■ DATA RECORDS
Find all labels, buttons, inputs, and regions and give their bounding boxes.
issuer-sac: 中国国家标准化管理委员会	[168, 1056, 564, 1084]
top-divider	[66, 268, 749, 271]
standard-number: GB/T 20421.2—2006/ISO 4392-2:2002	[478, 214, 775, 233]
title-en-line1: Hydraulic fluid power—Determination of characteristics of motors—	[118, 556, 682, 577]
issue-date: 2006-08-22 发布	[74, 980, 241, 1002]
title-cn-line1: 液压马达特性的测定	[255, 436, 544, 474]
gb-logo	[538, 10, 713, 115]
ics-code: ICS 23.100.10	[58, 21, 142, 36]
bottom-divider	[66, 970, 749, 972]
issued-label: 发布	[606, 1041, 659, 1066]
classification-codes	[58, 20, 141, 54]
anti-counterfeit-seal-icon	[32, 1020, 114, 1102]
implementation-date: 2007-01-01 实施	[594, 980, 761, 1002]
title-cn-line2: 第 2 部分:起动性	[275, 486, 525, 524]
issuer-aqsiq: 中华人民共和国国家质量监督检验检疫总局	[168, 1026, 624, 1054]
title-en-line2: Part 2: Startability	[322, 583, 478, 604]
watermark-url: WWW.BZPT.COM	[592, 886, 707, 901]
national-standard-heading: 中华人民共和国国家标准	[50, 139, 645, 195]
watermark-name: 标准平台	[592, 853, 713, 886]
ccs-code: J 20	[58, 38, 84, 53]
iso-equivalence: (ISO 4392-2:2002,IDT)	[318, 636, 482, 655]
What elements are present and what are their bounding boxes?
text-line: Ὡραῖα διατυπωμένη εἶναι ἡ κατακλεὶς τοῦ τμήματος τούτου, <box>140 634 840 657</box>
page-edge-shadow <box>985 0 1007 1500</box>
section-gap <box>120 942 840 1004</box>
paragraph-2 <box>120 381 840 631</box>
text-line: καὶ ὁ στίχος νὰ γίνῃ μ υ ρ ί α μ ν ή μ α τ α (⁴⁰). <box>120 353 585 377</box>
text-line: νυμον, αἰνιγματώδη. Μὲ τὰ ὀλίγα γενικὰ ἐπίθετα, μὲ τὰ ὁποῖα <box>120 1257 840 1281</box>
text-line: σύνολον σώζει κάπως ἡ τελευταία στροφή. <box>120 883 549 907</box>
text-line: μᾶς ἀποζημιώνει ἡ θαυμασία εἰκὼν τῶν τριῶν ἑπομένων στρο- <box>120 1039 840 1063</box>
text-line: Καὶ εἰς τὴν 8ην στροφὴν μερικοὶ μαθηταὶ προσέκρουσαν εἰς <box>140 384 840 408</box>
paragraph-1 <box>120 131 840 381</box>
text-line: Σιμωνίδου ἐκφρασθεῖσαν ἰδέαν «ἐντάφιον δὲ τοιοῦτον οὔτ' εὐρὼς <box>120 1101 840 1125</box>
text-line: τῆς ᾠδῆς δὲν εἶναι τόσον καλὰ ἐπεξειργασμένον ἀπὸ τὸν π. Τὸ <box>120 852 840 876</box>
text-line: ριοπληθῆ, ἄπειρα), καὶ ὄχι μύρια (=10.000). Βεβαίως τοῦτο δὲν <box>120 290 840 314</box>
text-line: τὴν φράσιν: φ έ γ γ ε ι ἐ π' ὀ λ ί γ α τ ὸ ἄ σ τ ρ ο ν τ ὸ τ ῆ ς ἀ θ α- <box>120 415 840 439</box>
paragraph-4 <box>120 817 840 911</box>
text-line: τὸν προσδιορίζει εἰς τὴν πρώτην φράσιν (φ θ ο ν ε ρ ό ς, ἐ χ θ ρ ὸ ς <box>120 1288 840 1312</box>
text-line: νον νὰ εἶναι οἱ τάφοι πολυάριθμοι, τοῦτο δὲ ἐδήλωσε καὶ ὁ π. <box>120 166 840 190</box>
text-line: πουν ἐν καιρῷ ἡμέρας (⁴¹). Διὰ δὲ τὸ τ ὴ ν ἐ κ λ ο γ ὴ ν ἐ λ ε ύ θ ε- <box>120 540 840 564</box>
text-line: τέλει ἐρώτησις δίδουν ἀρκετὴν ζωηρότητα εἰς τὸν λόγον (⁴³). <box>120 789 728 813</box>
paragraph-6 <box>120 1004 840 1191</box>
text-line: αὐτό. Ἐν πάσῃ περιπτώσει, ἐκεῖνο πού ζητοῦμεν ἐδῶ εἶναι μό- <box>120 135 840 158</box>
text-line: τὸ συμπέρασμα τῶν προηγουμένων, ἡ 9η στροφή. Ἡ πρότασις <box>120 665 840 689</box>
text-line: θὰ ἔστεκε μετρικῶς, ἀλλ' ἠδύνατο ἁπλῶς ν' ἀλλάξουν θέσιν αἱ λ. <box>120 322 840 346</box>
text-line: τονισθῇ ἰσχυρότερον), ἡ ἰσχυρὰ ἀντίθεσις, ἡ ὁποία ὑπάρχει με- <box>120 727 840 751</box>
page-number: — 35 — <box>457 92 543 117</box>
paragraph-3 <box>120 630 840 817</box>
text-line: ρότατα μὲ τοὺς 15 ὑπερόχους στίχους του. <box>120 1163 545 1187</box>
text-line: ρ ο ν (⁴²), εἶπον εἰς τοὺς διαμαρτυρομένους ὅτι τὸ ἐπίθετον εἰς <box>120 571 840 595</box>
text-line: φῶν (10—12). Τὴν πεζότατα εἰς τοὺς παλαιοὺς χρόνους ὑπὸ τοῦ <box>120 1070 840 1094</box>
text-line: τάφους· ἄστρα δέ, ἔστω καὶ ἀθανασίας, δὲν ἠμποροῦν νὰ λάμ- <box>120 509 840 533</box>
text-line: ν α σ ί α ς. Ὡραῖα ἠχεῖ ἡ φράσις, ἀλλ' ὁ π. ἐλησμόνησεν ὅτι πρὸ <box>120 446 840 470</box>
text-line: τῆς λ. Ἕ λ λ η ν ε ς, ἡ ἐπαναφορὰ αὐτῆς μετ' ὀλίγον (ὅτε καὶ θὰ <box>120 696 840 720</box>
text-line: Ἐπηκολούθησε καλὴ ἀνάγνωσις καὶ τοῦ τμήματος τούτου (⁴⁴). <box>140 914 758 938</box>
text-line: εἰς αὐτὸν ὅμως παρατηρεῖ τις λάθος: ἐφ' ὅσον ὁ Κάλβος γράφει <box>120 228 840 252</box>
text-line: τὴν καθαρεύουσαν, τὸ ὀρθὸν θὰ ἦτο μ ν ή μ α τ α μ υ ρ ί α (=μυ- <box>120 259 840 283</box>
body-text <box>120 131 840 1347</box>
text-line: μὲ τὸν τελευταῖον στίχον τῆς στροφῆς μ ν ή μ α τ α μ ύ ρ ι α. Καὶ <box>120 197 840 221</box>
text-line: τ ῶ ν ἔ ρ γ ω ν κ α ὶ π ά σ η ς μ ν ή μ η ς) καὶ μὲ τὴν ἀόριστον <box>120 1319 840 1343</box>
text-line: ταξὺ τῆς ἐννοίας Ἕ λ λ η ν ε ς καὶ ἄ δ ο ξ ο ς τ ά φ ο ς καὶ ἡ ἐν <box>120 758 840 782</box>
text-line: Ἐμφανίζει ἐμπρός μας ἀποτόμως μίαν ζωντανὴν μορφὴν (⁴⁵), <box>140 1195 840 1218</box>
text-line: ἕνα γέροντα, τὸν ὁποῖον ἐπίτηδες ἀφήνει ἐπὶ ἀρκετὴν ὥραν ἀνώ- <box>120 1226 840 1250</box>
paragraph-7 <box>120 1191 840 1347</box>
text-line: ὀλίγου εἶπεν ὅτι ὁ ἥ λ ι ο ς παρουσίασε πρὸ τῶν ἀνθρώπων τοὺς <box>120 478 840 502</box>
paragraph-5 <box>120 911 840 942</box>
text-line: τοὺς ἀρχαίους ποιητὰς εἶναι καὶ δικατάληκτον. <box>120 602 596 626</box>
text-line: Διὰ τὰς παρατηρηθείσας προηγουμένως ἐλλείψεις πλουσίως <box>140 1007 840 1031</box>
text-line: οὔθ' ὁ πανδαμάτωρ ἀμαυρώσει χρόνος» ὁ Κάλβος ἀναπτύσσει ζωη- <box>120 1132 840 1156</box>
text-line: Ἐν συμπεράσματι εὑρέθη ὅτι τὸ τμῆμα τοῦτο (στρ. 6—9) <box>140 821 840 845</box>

■ WORK REQUIRED
Reproduce the material word for word, starting at its first line and ending at the line containing "text-line: Ὡραῖα διατυπωμένη".

■ ANSWER TO THIS TASK
Find all labels, buttons, inputs, and regions and give their bounding boxes.
issuer-sac: 中国国家标准化管理委员会	[168, 1056, 564, 1084]
top-divider	[66, 268, 749, 271]
standard-number: GB/T 20421.2—2006/ISO 4392-2:2002	[478, 214, 775, 233]
title-en-line1: Hydraulic fluid power—Determination of characteristics of motors—	[118, 556, 682, 577]
issue-date: 2006-08-22 发布	[74, 980, 241, 1002]
title-cn-line1: 液压马达特性的测定	[255, 436, 544, 474]
gb-logo	[538, 10, 713, 115]
ics-code: ICS 23.100.10	[58, 21, 142, 36]
bottom-divider	[66, 970, 749, 972]
issued-label: 发布	[606, 1041, 659, 1066]
classification-codes	[58, 20, 141, 54]
anti-counterfeit-seal-icon	[32, 1020, 114, 1102]
implementation-date: 2007-01-01 实施	[594, 980, 761, 1002]
title-cn-line2: 第 2 部分:起动性	[275, 486, 525, 524]
issuer-aqsiq: 中华人民共和国国家质量监督检验检疫总局	[168, 1026, 624, 1054]
title-en-line2: Part 2: Startability	[322, 583, 478, 604]
watermark-url: WWW.BZPT.COM	[592, 886, 707, 901]
national-standard-heading: 中华人民共和国国家标准	[50, 139, 645, 195]
watermark-name: 标准平台	[592, 853, 713, 886]
ccs-code: J 20	[58, 38, 84, 53]
iso-equivalence: (ISO 4392-2:2002,IDT)	[318, 636, 482, 655]
What elements are present and what are their bounding boxes?
text-line: Ὡραῖα διατυπωμένη εἶναι ἡ κατακλεὶς τοῦ τμήματος τούτου, <box>140 634 840 657</box>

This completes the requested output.